▸ WHAT YOU WILL DO:
Please write out the material below exactly as given.

▸ Data entries:
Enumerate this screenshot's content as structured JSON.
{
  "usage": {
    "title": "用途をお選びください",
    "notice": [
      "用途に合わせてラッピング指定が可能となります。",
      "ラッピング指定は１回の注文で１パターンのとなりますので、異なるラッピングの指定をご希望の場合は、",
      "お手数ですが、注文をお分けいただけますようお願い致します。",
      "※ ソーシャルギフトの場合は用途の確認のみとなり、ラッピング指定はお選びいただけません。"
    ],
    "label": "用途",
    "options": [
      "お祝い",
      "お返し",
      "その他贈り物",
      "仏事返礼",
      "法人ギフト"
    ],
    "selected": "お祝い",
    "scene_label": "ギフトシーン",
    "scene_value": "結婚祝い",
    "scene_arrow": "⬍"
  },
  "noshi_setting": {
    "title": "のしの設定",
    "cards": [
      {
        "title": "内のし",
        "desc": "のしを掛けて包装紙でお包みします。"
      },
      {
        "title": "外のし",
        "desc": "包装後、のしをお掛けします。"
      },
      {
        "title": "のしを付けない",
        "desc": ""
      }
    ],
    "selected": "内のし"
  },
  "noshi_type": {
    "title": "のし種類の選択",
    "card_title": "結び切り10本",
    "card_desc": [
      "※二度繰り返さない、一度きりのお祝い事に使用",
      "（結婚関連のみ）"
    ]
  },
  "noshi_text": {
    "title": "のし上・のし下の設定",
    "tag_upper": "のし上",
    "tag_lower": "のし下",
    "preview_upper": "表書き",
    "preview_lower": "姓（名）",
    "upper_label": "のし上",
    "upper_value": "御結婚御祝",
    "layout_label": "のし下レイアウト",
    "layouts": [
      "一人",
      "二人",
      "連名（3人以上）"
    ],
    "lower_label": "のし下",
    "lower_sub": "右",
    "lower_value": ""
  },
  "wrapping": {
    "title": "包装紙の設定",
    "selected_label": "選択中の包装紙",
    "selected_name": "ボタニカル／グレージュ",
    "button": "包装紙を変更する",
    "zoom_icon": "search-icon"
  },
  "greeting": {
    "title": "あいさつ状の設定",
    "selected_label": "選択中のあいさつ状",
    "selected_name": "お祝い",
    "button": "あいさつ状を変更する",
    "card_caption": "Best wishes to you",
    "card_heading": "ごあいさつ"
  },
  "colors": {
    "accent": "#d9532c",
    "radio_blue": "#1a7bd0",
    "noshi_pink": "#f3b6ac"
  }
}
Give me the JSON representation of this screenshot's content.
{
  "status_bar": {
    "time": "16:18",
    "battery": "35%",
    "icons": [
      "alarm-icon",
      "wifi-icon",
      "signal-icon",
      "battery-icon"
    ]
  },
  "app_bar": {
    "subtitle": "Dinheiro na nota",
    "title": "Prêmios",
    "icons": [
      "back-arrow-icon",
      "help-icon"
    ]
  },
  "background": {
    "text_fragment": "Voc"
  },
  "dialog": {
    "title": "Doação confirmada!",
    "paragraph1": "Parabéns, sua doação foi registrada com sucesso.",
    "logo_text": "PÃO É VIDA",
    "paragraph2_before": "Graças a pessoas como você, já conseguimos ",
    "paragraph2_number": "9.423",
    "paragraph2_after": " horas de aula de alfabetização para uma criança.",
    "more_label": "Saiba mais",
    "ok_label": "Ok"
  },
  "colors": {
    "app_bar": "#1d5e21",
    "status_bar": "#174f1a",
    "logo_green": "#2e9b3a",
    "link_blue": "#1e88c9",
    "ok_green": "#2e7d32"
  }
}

▸ FINAL ANSWER:
Enumerate this screenshot's content as structured JSON.
{
  "usage": {
    "title": "用途をお選びください",
    "notice": [
      "用途に合わせてラッピング指定が可能となります。",
      "ラッピング指定は１回の注文で１パターンのとなりますので、異なるラッピングの指定をご希望の場合は、",
      "お手数ですが、注文をお分けいただけますようお願い致します。",
      "※ ソーシャルギフトの場合は用途の確認のみとなり、ラッピング指定はお選びいただけません。"
    ],
    "label": "用途",
    "options": [
      "お祝い",
      "お返し",
      "その他贈り物",
      "仏事返礼",
      "法人ギフト"
    ],
    "selected": "お祝い",
    "scene_label": "ギフトシーン",
    "scene_value": "結婚祝い",
    "scene_arrow": "⬍"
  },
  "noshi_setting": {
    "title": "のしの設定",
    "cards": [
      {
        "title": "内のし",
        "desc": "のしを掛けて包装紙でお包みします。"
      },
      {
        "title": "外のし",
        "desc": "包装後、のしをお掛けします。"
      },
      {
        "title": "のしを付けない",
        "desc": ""
      }
    ],
    "selected": "内のし"
  },
  "noshi_type": {
    "title": "のし種類の選択",
    "card_title": "結び切り10本",
    "card_desc": [
      "※二度繰り返さない、一度きりのお祝い事に使用",
      "（結婚関連のみ）"
    ]
  },
  "noshi_text": {
    "title": "のし上・のし下の設定",
    "tag_upper": "のし上",
    "tag_lower": "のし下",
    "preview_upper": "表書き",
    "preview_lower": "姓（名）",
    "upper_label": "のし上",
    "upper_value": "御結婚御祝",
    "layout_label": "のし下レイアウト",
    "layouts": [
      "一人",
      "二人",
      "連名（3人以上）"
    ],
    "lower_label": "のし下",
    "lower_sub": "右",
    "lower_value": ""
  },
  "wrapping": {
    "title": "包装紙の設定",
    "selected_label": "選択中の包装紙",
    "selected_name": "ボタニカル／グレージュ",
    "button": "包装紙を変更する",
    "zoom_icon": "search-icon"
  },
  "greeting": {
    "title": "あいさつ状の設定",
    "selected_label": "選択中のあいさつ状",
    "selected_name": "お祝い",
    "button": "あいさつ状を変更する",
    "card_caption": "Best wishes to you",
    "card_heading": "ごあいさつ"
  },
  "colors": {
    "accent": "#d9532c",
    "radio_blue": "#1a7bd0",
    "noshi_pink": "#f3b6ac"
  }
}
Give me the JSON representation of this screenshot's content.
{
  "status_bar": {
    "time": "16:18",
    "battery": "35%",
    "icons": [
      "alarm-icon",
      "wifi-icon",
      "signal-icon",
      "battery-icon"
    ]
  },
  "app_bar": {
    "subtitle": "Dinheiro na nota",
    "title": "Prêmios",
    "icons": [
      "back-arrow-icon",
      "help-icon"
    ]
  },
  "background": {
    "text_fragment": "Voc"
  },
  "dialog": {
    "title": "Doação confirmada!",
    "paragraph1": "Parabéns, sua doação foi registrada com sucesso.",
    "logo_text": "PÃO É VIDA",
    "paragraph2_before": "Graças a pessoas como você, já conseguimos ",
    "paragraph2_number": "9.423",
    "paragraph2_after": " horas de aula de alfabetização para uma criança.",
    "more_label": "Saiba mais",
    "ok_label": "Ok"
  },
  "colors": {
    "app_bar": "#1d5e21",
    "status_bar": "#174f1a",
    "logo_green": "#2e9b3a",
    "link_blue": "#1e88c9",
    "ok_green": "#2e7d32"
  }
}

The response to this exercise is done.